Your goal -> Transcribe word for word the lines spanning the line with "Read all visible content and emit it as JSON." through the end of the records.
———
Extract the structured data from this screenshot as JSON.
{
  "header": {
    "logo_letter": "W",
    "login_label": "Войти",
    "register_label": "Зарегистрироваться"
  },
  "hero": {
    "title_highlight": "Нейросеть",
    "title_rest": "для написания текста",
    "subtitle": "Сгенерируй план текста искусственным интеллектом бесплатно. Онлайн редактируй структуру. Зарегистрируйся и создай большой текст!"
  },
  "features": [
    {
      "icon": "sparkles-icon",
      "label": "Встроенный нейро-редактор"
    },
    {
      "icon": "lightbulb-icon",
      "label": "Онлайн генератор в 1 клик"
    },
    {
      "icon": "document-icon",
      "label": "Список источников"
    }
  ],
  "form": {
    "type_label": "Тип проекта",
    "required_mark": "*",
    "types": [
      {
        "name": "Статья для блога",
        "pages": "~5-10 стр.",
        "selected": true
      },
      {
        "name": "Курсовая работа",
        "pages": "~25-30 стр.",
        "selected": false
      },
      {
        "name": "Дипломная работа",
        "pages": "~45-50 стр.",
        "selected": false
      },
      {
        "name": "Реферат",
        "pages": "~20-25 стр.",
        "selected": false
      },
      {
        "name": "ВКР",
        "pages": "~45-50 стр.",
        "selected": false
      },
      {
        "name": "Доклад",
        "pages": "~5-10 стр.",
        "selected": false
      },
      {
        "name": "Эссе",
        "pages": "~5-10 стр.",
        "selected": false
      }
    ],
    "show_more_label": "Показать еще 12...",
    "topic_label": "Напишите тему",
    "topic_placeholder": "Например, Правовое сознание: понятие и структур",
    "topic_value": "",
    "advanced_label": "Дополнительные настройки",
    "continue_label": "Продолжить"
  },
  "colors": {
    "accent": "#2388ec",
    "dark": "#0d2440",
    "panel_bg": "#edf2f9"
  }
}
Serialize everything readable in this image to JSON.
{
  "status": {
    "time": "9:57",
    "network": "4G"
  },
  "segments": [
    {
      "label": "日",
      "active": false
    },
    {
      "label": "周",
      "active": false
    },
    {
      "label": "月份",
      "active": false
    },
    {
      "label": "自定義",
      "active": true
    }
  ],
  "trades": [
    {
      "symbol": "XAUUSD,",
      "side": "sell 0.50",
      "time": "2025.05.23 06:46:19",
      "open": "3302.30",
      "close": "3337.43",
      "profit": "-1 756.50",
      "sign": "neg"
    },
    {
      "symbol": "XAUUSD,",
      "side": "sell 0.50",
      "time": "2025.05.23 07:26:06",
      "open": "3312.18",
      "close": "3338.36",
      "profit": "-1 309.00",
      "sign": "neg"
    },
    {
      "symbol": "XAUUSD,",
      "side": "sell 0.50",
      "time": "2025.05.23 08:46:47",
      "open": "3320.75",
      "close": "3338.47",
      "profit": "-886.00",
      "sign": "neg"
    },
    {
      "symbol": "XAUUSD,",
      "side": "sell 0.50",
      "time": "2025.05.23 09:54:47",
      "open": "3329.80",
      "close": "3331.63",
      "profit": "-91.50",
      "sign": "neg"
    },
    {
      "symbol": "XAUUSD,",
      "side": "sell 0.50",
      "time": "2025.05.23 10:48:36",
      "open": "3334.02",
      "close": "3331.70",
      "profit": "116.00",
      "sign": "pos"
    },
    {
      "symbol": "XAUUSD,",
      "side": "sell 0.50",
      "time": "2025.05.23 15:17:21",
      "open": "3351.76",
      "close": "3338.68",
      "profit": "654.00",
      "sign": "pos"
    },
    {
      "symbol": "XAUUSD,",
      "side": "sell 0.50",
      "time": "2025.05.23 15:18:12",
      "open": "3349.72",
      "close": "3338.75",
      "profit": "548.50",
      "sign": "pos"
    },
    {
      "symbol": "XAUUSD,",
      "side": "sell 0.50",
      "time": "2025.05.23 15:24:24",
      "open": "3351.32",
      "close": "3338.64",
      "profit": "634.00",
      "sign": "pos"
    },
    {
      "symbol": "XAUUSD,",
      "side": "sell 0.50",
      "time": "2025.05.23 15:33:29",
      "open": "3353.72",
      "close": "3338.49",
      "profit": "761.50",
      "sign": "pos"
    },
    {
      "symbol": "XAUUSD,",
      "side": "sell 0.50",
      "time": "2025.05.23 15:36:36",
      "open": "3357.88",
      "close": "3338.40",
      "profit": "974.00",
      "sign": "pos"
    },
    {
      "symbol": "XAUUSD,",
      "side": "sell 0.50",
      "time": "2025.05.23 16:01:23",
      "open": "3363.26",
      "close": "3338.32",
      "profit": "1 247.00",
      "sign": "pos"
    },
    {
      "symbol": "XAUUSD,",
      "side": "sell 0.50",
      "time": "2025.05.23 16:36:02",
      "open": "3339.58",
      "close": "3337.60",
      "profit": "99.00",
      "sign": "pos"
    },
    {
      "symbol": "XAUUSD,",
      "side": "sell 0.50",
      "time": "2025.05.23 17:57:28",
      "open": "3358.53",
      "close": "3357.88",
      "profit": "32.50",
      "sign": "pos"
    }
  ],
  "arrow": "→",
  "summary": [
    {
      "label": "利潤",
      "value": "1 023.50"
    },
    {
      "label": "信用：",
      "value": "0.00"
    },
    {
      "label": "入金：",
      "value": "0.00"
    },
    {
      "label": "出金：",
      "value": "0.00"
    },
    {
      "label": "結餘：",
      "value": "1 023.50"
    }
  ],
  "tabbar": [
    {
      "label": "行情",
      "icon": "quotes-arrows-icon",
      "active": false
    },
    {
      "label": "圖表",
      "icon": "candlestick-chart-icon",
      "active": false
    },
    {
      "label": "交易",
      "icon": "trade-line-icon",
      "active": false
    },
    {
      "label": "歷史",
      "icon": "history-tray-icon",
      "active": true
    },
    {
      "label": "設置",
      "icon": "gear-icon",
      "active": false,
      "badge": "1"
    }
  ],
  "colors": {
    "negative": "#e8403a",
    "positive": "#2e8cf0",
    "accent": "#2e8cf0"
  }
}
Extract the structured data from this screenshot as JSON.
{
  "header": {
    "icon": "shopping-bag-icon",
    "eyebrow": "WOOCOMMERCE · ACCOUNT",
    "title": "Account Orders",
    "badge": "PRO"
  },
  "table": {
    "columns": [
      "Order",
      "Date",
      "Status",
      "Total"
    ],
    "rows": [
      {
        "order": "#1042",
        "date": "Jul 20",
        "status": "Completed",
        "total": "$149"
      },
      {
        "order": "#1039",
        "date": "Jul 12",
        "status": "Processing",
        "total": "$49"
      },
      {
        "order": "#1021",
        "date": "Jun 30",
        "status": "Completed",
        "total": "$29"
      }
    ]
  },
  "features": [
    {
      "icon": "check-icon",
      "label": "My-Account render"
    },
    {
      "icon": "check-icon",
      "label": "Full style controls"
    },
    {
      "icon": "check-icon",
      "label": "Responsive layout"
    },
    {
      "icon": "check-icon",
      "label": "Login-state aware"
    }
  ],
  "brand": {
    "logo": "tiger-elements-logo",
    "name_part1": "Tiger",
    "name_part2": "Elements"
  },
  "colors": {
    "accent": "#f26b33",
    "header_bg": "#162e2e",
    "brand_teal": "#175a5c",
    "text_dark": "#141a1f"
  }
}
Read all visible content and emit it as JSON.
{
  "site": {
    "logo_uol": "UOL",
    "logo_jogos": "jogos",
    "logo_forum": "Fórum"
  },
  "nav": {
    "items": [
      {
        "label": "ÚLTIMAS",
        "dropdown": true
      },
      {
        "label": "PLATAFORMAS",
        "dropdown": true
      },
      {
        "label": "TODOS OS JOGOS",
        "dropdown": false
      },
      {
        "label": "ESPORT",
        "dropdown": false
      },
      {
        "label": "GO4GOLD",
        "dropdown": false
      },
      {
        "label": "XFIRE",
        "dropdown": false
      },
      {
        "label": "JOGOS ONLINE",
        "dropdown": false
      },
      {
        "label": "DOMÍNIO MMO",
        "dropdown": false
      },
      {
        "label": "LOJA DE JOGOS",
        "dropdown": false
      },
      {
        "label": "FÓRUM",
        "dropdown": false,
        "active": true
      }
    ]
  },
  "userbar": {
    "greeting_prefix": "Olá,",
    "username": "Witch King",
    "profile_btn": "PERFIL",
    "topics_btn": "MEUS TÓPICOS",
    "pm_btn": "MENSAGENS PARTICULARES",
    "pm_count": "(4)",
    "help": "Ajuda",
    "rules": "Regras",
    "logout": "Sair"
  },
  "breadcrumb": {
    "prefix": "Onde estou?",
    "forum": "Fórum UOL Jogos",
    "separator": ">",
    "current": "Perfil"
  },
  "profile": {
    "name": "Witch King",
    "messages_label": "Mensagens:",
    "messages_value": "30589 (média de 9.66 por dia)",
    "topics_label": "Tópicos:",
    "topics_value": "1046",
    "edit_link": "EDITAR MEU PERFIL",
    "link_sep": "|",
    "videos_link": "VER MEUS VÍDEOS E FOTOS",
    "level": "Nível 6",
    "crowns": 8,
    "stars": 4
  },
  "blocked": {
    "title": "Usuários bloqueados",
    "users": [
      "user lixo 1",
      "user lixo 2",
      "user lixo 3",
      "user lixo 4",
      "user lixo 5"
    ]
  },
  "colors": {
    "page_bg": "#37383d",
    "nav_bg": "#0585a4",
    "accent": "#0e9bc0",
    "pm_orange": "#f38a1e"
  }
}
———
Output of the exercise ->
Read all visible content and emit it as JSON.
{
  "site": {
    "logo_uol": "UOL",
    "logo_jogos": "jogos",
    "logo_forum": "Fórum"
  },
  "nav": {
    "items": [
      {
        "label": "ÚLTIMAS",
        "dropdown": true
      },
      {
        "label": "PLATAFORMAS",
        "dropdown": true
      },
      {
        "label": "TODOS OS JOGOS",
        "dropdown": false
      },
      {
        "label": "ESPORT",
        "dropdown": false
      },
      {
        "label": "GO4GOLD",
        "dropdown": false
      },
      {
        "label": "XFIRE",
        "dropdown": false
      },
      {
        "label": "JOGOS ONLINE",
        "dropdown": false
      },
      {
        "label": "DOMÍNIO MMO",
        "dropdown": false
      },
      {
        "label": "LOJA DE JOGOS",
        "dropdown": false
      },
      {
        "label": "FÓRUM",
        "dropdown": false,
        "active": true
      }
    ]
  },
  "userbar": {
    "greeting_prefix": "Olá,",
    "username": "Witch King",
    "profile_btn": "PERFIL",
    "topics_btn": "MEUS TÓPICOS",
    "pm_btn": "MENSAGENS PARTICULARES",
    "pm_count": "(4)",
    "help": "Ajuda",
    "rules": "Regras",
    "logout": "Sair"
  },
  "breadcrumb": {
    "prefix": "Onde estou?",
    "forum": "Fórum UOL Jogos",
    "separator": ">",
    "current": "Perfil"
  },
  "profile": {
    "name": "Witch King",
    "messages_label": "Mensagens:",
    "messages_value": "30589 (média de 9.66 por dia)",
    "topics_label": "Tópicos:",
    "topics_value": "1046",
    "edit_link": "EDITAR MEU PERFIL",
    "link_sep": "|",
    "videos_link": "VER MEUS VÍDEOS E FOTOS",
    "level": "Nível 6",
    "crowns": 8,
    "stars": 4
  },
  "blocked": {
    "title": "Usuários bloqueados",
    "users": [
      "user lixo 1",
      "user lixo 2",
      "user lixo 3",
      "user lixo 4",
      "user lixo 5"
    ]
  },
  "colors": {
    "page_bg": "#37383d",
    "nav_bg": "#0585a4",
    "accent": "#0e9bc0",
    "pm_orange": "#f38a1e"
  }
}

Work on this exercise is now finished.